» EXERCISE INSTRUCTIONS
Give every entry again, word for word.

» RECORD SET

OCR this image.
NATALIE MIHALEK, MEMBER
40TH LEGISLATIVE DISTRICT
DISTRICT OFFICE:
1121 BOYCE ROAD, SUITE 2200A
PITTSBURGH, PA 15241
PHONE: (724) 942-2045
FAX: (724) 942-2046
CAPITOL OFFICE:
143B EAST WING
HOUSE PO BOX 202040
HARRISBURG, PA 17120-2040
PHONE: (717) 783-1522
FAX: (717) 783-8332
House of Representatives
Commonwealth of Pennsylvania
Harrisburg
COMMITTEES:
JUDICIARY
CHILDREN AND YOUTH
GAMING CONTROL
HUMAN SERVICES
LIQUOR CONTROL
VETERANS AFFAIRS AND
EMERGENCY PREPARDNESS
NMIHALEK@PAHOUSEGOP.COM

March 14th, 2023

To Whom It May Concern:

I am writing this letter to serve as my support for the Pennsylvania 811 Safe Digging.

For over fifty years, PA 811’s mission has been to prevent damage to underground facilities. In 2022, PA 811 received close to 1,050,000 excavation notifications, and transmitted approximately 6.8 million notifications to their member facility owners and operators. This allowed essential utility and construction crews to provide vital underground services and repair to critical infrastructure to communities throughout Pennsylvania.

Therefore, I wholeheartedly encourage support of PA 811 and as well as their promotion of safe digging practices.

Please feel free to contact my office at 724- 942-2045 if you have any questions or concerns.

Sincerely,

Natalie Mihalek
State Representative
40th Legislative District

» REPLY
OCR this image.
NATALIE MIHALEK, MEMBER
40TH LEGISLATIVE DISTRICT
DISTRICT OFFICE:
1121 BOYCE ROAD, SUITE 2200A
PITTSBURGH, PA 15241
PHONE: (724) 942-2045
FAX: (724) 942-2046
CAPITOL OFFICE:
143B EAST WING
HOUSE PO BOX 202040
HARRISBURG, PA 17120-2040
PHONE: (717) 783-1522
FAX: (717) 783-8332
House of Representatives
Commonwealth of Pennsylvania
Harrisburg
COMMITTEES:
JUDICIARY
CHILDREN AND YOUTH
GAMING CONTROL
HUMAN SERVICES
LIQUOR CONTROL
VETERANS AFFAIRS AND
EMERGENCY PREPARDNESS
NMIHALEK@PAHOUSEGOP.COM

March 14th, 2023

To Whom It May Concern:

I am writing this letter to serve as my support for the Pennsylvania 811 Safe Digging.

For over fifty years, PA 811’s mission has been to prevent damage to underground facilities. In 2022, PA 811 received close to 1,050,000 excavation notifications, and transmitted approximately 6.8 million notifications to their member facility owners and operators. This allowed essential utility and construction crews to provide vital underground services and repair to critical infrastructure to communities throughout Pennsylvania.

Therefore, I wholeheartedly encourage support of PA 811 and as well as their promotion of safe digging practices.

Please feel free to contact my office at 724- 942-2045 if you have any questions or concerns.

Sincerely,

Natalie Mihalek
State Representative
40th Legislative District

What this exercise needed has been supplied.